-- Begin TASK MATERIAL --

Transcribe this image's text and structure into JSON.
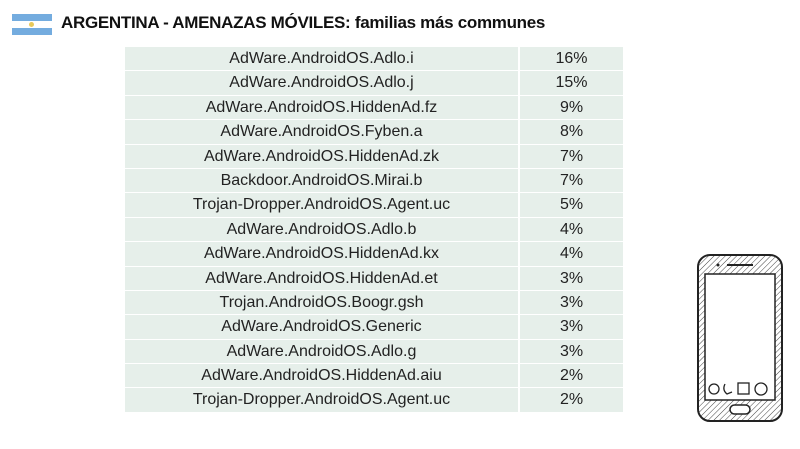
{
  "title": "ARGENTINA - AMENAZAS MÓVILES: familias más communes",
  "colors": {
    "flag_blue": "#74acdf",
    "row_bg": "#e6efea"
  },
  "rows": [
    {
      "name": "AdWare.AndroidOS.Adlo.i",
      "pct": "16%"
    },
    {
      "name": "AdWare.AndroidOS.Adlo.j",
      "pct": "15%"
    },
    {
      "name": "AdWare.AndroidOS.HiddenAd.fz",
      "pct": "9%"
    },
    {
      "name": "AdWare.AndroidOS.Fyben.a",
      "pct": "8%"
    },
    {
      "name": "AdWare.AndroidOS.HiddenAd.zk",
      "pct": "7%"
    },
    {
      "name": "Backdoor.AndroidOS.Mirai.b",
      "pct": "7%"
    },
    {
      "name": "Trojan-Dropper.AndroidOS.Agent.uc",
      "pct": "5%"
    },
    {
      "name": "AdWare.AndroidOS.Adlo.b",
      "pct": "4%"
    },
    {
      "name": "AdWare.AndroidOS.HiddenAd.kx",
      "pct": "4%"
    },
    {
      "name": "AdWare.AndroidOS.HiddenAd.et",
      "pct": "3%"
    },
    {
      "name": "Trojan.AndroidOS.Boogr.gsh",
      "pct": "3%"
    },
    {
      "name": "AdWare.AndroidOS.Generic",
      "pct": "3%"
    },
    {
      "name": "AdWare.AndroidOS.Adlo.g",
      "pct": "3%"
    },
    {
      "name": "AdWare.AndroidOS.HiddenAd.aiu",
      "pct": "2%"
    },
    {
      "name": "Trojan-Dropper.AndroidOS.Agent.uc",
      "pct": "2%"
    }
  ]
}
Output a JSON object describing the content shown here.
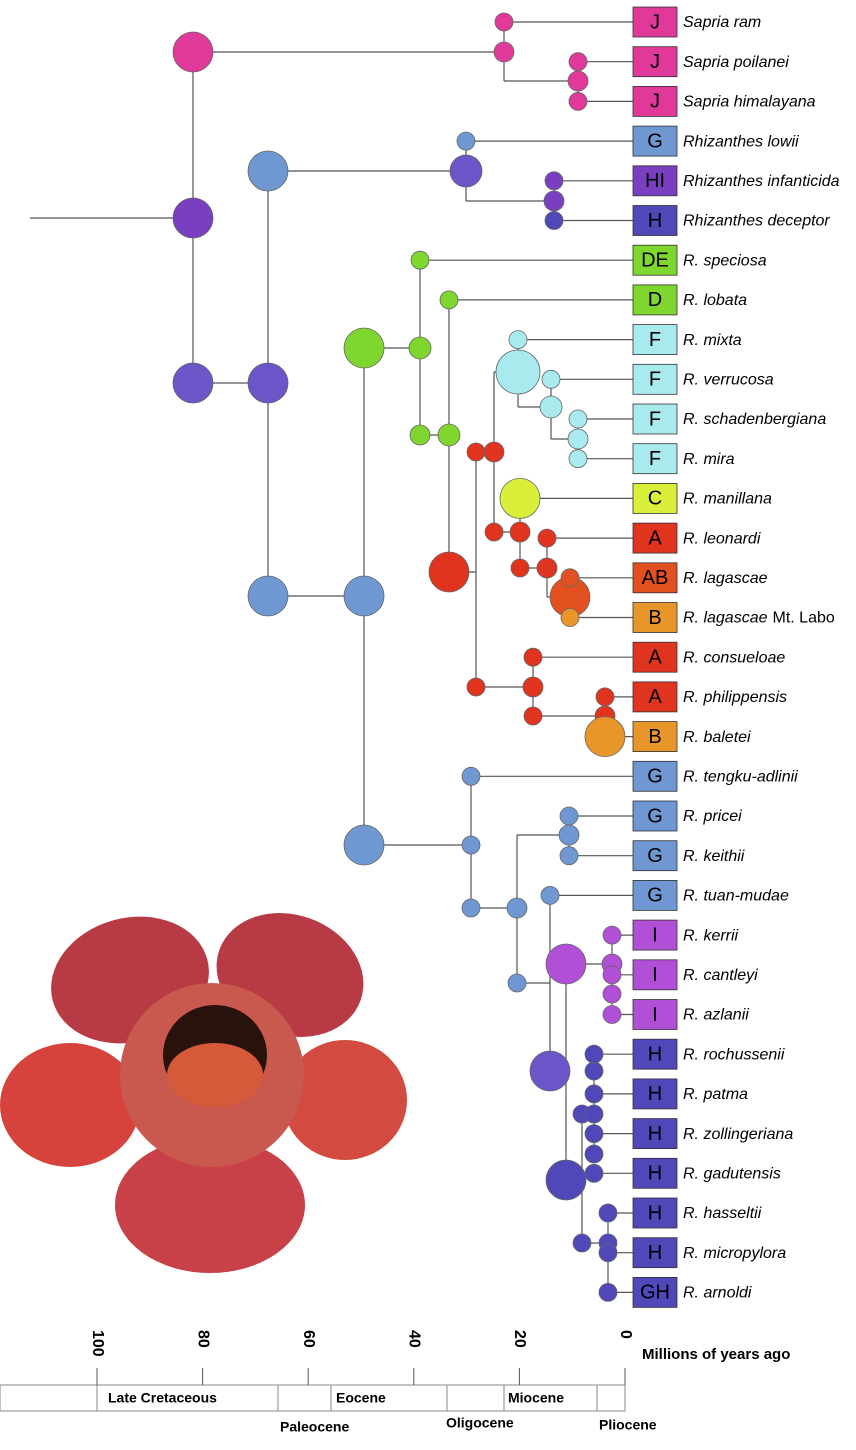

-- End TASK MATERIAL --

> _TASK REQUIREMENTS_
Go through the entries above and output them exactly, without pictures.

> _FINISHED ANSWER_
Transcribe this image's text and structure into JSON.
{
  "title": "ARGENTINA - AMENAZAS MÓVILES: familias más communes",
  "colors": {
    "flag_blue": "#74acdf",
    "row_bg": "#e6efea"
  },
  "rows": [
    {
      "name": "AdWare.AndroidOS.Adlo.i",
      "pct": "16%"
    },
    {
      "name": "AdWare.AndroidOS.Adlo.j",
      "pct": "15%"
    },
    {
      "name": "AdWare.AndroidOS.HiddenAd.fz",
      "pct": "9%"
    },
    {
      "name": "AdWare.AndroidOS.Fyben.a",
      "pct": "8%"
    },
    {
      "name": "AdWare.AndroidOS.HiddenAd.zk",
      "pct": "7%"
    },
    {
      "name": "Backdoor.AndroidOS.Mirai.b",
      "pct": "7%"
    },
    {
      "name": "Trojan-Dropper.AndroidOS.Agent.uc",
      "pct": "5%"
    },
    {
      "name": "AdWare.AndroidOS.Adlo.b",
      "pct": "4%"
    },
    {
      "name": "AdWare.AndroidOS.HiddenAd.kx",
      "pct": "4%"
    },
    {
      "name": "AdWare.AndroidOS.HiddenAd.et",
      "pct": "3%"
    },
    {
      "name": "Trojan.AndroidOS.Boogr.gsh",
      "pct": "3%"
    },
    {
      "name": "AdWare.AndroidOS.Generic",
      "pct": "3%"
    },
    {
      "name": "AdWare.AndroidOS.Adlo.g",
      "pct": "3%"
    },
    {
      "name": "AdWare.AndroidOS.HiddenAd.aiu",
      "pct": "2%"
    },
    {
      "name": "Trojan-Dropper.AndroidOS.Agent.uc",
      "pct": "2%"
    }
  ]
}
Output a JSON object describing the content shown here.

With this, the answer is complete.